Translate this sentence from the page on floor tolerance classes into Spanish: "Areas within 1.5 meters of walls, columns or obstacles are excluded from free movement assessment as vehicles cannot freely move in these areas."
== PAGE TEXT
Floor Tolerance Classes: All you need to know

All you need to know

Floor Tolerance Classes

Concrete floors can be laid to a range of accuracies depending on the floors immediate or future usage. Floor designers, architects and engineers should assess the requirements of the floor and suggest a specific tolerance finished floors surface should be laid / finished to. It is vital that the tolerance worked to is the correct one for the floors intended usage. Specifying too high a tolerance will result in laying methods and costs that are unnecessary, whilst specifying to low a tolerance may result in a floor that is not fit for purpose.

Floors can be surveyed post installation to check if they have been laid to comply with the tolerances required. It is vital that the installers fully understand the tolerances they are laying to and adjust their laying and finishing methods, plant and labour accordingly as rectifying out of tolerance floors is time consuming and expensive.

Flatness vs Levelness

For many internal ground floors the most suitable tolerances to be worked to are ‘free movement classifications’ (FM) as defined in TR34 by The Concrete Society. A floor is classified as ‘free movement‘ if it can be driven around freely by vehicles such as forklifts, without too many obstacles such as columns or walls. Areas within 1.5 meters of walls, columns or obstacles are excluded from free movement assessment as vehicles cannot freely move in these areas. The properties measured in FM surveys are Levelness & Flatness.

As this exaggerated diagram shows, a floor may be level but not flat, or may be flat but not level.

Measurement of Elevation Heights

How to calculate levelness

Levelness (Property E) is measured by a theodolite or dumpy level or a very accurate laser level, which would measure elevation heights at points on a 3m x 3m grid. The height difference between adjacent points 3m apart is then assessed and the difference in these two heights in millimetres gives the Property E value for the relationship between those two points.

How to calculate flatness

Flatness (Property F) is measured by pulling a profilograph along straight runs in a number of different directions to get a sample average of the ‘waviness’ of the floor. Essentially the profilograph is a trolley with wheels at the front and back separated by 600mm and a ‘jockey’ wheel between these wheels which moves up and down as the floor changes. Instruments accurately measure this change in height and a graph is produced showing how much of the floor is in tolerance.

Profilograph measures ‘waviness’. The height difference over 600mm is calculated. Multiple runs are selected to give an accurate average of the whole floor.
====
== DATA PROVIDED
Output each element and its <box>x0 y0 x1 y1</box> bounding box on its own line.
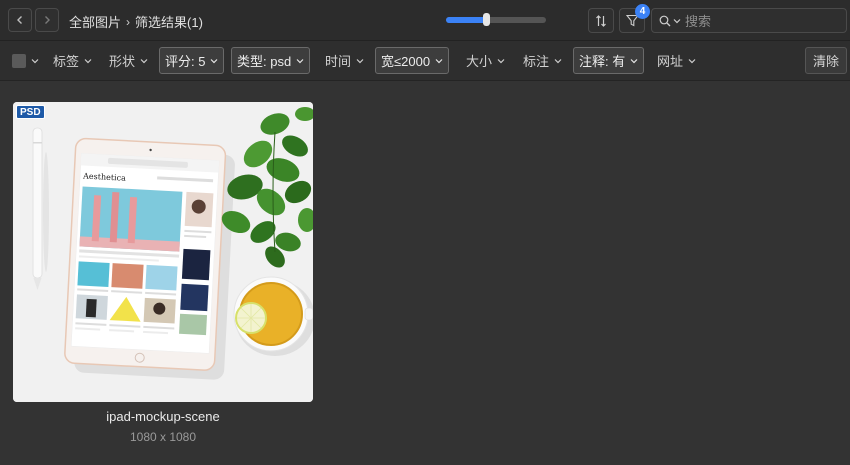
breadcrumb: 全部图片 › 筛选结果(1) <box>69 12 203 31</box>
top-toolbar: 全部图片 › 筛选结果(1) 4 搜索 <box>0 0 850 41</box>
filter-label: 注释: 有 <box>579 54 626 69</box>
filter-type[interactable]: 类型: psd <box>231 47 311 74</box>
filter-time[interactable]: 时间 <box>320 47 369 74</box>
file-name[interactable]: ipad-mockup-scene <box>13 409 313 424</box>
search-input[interactable]: 搜索 <box>685 11 711 30</box>
tablet-image: Aesthetica <box>64 137 235 380</box>
filter-label: 大小 <box>466 54 493 69</box>
filter-label: 类型: psd <box>237 54 292 69</box>
search-box[interactable]: 搜索 <box>651 8 847 33</box>
filter-width[interactable]: 宽≤2000 <box>375 47 450 74</box>
chevron-down-icon <box>554 58 562 63</box>
chevron-down-icon <box>84 58 92 63</box>
filter-annotation[interactable]: 标注 <box>518 47 567 74</box>
search-icon <box>659 15 671 26</box>
chevron-down-icon <box>630 58 638 63</box>
breadcrumb-root[interactable]: 全部图片 <box>69 12 121 31</box>
filter-label: 评分: 5 <box>165 54 206 69</box>
filter-label: 标注 <box>523 54 550 69</box>
file-type-badge: PSD <box>16 105 45 119</box>
filter-label: 形状 <box>109 54 136 69</box>
chevron-right-icon <box>45 16 50 24</box>
breadcrumb-current: 筛选结果(1) <box>135 15 203 30</box>
filter-label: 标签 <box>53 54 80 69</box>
file-dimensions: 1080 x 1080 <box>129 430 197 444</box>
chevron-down-icon <box>211 58 218 63</box>
sort-icon <box>596 14 606 27</box>
image-thumbnail[interactable]: Aesthetica PSD <box>13 102 313 402</box>
chevron-down-icon <box>31 58 39 63</box>
filter-size[interactable]: 大小 <box>461 47 510 74</box>
filter-shape[interactable]: 形状 <box>104 47 153 74</box>
zoom-slider-thumb[interactable] <box>483 13 490 26</box>
filter-url[interactable]: 网址 <box>652 47 701 74</box>
chevron-down-icon <box>688 58 696 63</box>
chevron-down-icon <box>497 58 505 63</box>
mockup-scene-image: Aesthetica <box>13 102 313 402</box>
chevron-down-icon[interactable] <box>673 17 681 25</box>
chevron-left-icon <box>17 16 22 24</box>
zoom-slider[interactable] <box>446 13 546 26</box>
filter-label: 宽≤2000 <box>381 54 431 69</box>
forward-button[interactable] <box>35 8 59 32</box>
select-all-dropdown[interactable] <box>7 47 44 74</box>
select-all-checkbox[interactable] <box>12 53 26 68</box>
filter-tags[interactable]: 标签 <box>48 47 97 74</box>
filter-comment[interactable]: 注释: 有 <box>573 47 645 74</box>
clear-filters-button[interactable]: 清除 <box>805 47 847 74</box>
sort-button[interactable] <box>588 8 614 33</box>
chevron-down-icon <box>356 58 364 63</box>
back-button[interactable] <box>8 8 32 32</box>
filter-label: 网址 <box>657 54 684 69</box>
breadcrumb-separator: › <box>126 14 131 29</box>
chevron-down-icon <box>435 58 443 63</box>
filter-bar: 标签 形状 评分: 5 类型: psd 时间 宽≤2000 大小 标注 注释: … <box>0 41 850 81</box>
filter-label: 时间 <box>325 54 352 69</box>
zoom-slider-fill <box>446 17 486 23</box>
filter-rating[interactable]: 评分: 5 <box>159 47 225 74</box>
filter-count-badge: 4 <box>635 4 650 19</box>
chevron-down-icon <box>140 58 148 63</box>
chevron-down-icon <box>296 58 304 63</box>
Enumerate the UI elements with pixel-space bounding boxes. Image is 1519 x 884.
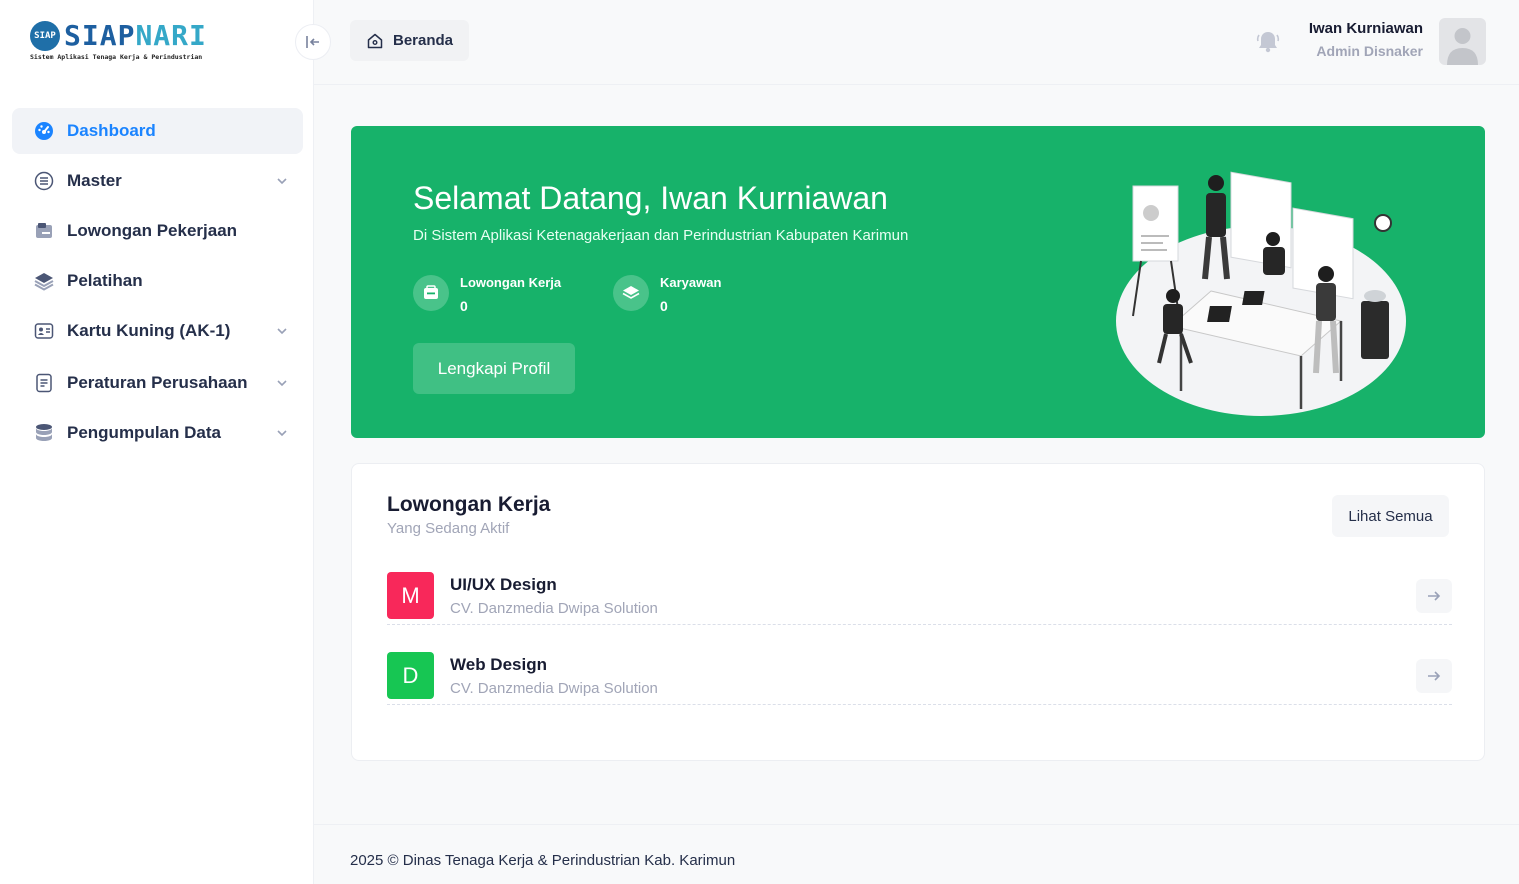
- job-avatar: D: [387, 652, 434, 699]
- list-icon: [34, 171, 54, 191]
- job-title[interactable]: UI/UX Design: [450, 575, 557, 595]
- stat-lowongan-kerja: Lowongan Kerja 0: [413, 275, 561, 314]
- stat-label: Lowongan Kerja: [460, 275, 562, 290]
- stat-karyawan: Karyawan 0: [613, 275, 721, 314]
- top-header: Beranda Iwan Kurniawan Admin Disnaker: [314, 0, 1519, 85]
- chevron-down-icon: [277, 178, 287, 185]
- briefcase-icon: [413, 275, 449, 311]
- job-title[interactable]: Web Design: [450, 655, 547, 675]
- breadcrumb[interactable]: Beranda: [350, 20, 470, 61]
- sidebar-item-label: Lowongan Pekerjaan: [67, 221, 238, 240]
- sidebar-item-label: Pelatihan: [67, 271, 143, 290]
- job-list-item[interactable]: D Web Design CV. Danzmedia Dwipa Solutio…: [387, 625, 1452, 705]
- open-job-button[interactable]: [1416, 659, 1452, 693]
- user-name: Iwan Kurniawan: [1308, 20, 1423, 37]
- job-company: CV. Danzmedia Dwipa Solution: [450, 680, 658, 697]
- welcome-title: Selamat Datang, Iwan Kurniawan: [413, 180, 888, 216]
- logo-tagline: Sistem Aplikasi Tenaga Kerja & Perindust…: [30, 53, 203, 61]
- complete-profile-button[interactable]: Lengkapi Profil: [413, 343, 575, 394]
- sidebar-item-pengumpulan-data[interactable]: Pengumpulan Data: [12, 410, 303, 456]
- arrow-right-icon: [1428, 591, 1441, 601]
- arrow-right-icon: [1428, 671, 1441, 681]
- sidebar-item-dashboard[interactable]: Dashboard: [12, 108, 303, 154]
- sidebar-collapse-button[interactable]: [295, 24, 331, 60]
- sidebar-menu: Dashboard Master Lowongan Pekerjaan Pela…: [12, 108, 303, 460]
- stat-value: 0: [460, 298, 468, 314]
- dashboard-icon: [34, 121, 54, 141]
- document-icon: [34, 373, 54, 393]
- active-jobs-card: Lowongan Kerja Yang Sedang Aktif Lihat S…: [351, 463, 1485, 761]
- open-job-button[interactable]: [1416, 579, 1452, 613]
- job-avatar: M: [387, 572, 434, 619]
- home-icon: [367, 33, 383, 48]
- welcome-subtitle: Di Sistem Aplikasi Ketenagakerjaan dan P…: [413, 227, 909, 244]
- user-role: Admin Disnaker: [1316, 43, 1423, 59]
- sidebar-item-lowongan-pekerjaan[interactable]: Lowongan Pekerjaan: [12, 208, 303, 254]
- sidebar: SIAP SIAPNARI Sistem Aplikasi Tenaga Ker…: [0, 0, 314, 884]
- chevron-down-icon: [277, 430, 287, 437]
- footer: 2025 © Dinas Tenaga Kerja & Perindustria…: [314, 824, 1519, 884]
- sidebar-item-label: Peraturan Perusahaan: [67, 373, 248, 392]
- sidebar-item-label: Pengumpulan Data: [67, 423, 221, 442]
- sidebar-item-label: Kartu Kuning (AK-1): [67, 321, 231, 340]
- sidebar-item-master[interactable]: Master: [12, 158, 303, 204]
- avatar[interactable]: [1439, 18, 1486, 65]
- job-company: CV. Danzmedia Dwipa Solution: [450, 600, 658, 617]
- chevron-down-icon: [277, 380, 287, 387]
- office-team-illustration: [1116, 171, 1406, 416]
- job-list-item[interactable]: M UI/UX Design CV. Danzmedia Dwipa Solut…: [387, 545, 1452, 625]
- breadcrumb-label: Beranda: [393, 32, 454, 49]
- sidebar-item-label: Master: [67, 171, 122, 190]
- welcome-banner: Selamat Datang, Iwan Kurniawan Di Sistem…: [351, 126, 1485, 438]
- see-all-button[interactable]: Lihat Semua: [1332, 495, 1449, 537]
- layers-icon: [613, 275, 649, 311]
- chevron-down-icon: [277, 328, 287, 335]
- id-card-icon: [34, 321, 54, 341]
- footer-copyright: 2025 © Dinas Tenaga Kerja & Perindustria…: [350, 852, 736, 869]
- database-icon: [34, 423, 54, 443]
- card-subtitle: Yang Sedang Aktif: [387, 520, 510, 537]
- stat-value: 0: [660, 298, 668, 314]
- briefcase-icon: [34, 221, 54, 241]
- logo-badge: SIAP: [30, 21, 60, 51]
- sidebar-item-pelatihan[interactable]: Pelatihan: [12, 258, 303, 304]
- sidebar-item-label: Dashboard: [67, 121, 156, 140]
- layers-icon: [34, 271, 54, 291]
- collapse-arrow-icon: [306, 36, 319, 48]
- logo-text: SIAPNARI: [64, 19, 207, 52]
- notification-bell-icon[interactable]: [1254, 27, 1282, 55]
- app-logo[interactable]: SIAP SIAPNARI Sistem Aplikasi Tenaga Ker…: [30, 20, 207, 61]
- sidebar-item-kartu-kuning[interactable]: Kartu Kuning (AK-1): [12, 308, 303, 354]
- card-title: Lowongan Kerja: [387, 493, 551, 516]
- sidebar-item-peraturan-perusahaan[interactable]: Peraturan Perusahaan: [12, 360, 303, 406]
- stat-label: Karyawan: [660, 275, 722, 290]
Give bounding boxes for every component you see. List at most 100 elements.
====
| THE SOLUTION |
Las zonas situadas a menos de 1,5 metros de muros, columnas u obstáculos quedan excluidas de la evaluación de libre circulación, ya que los vehículos no pueden moverse libremente en estas zonas.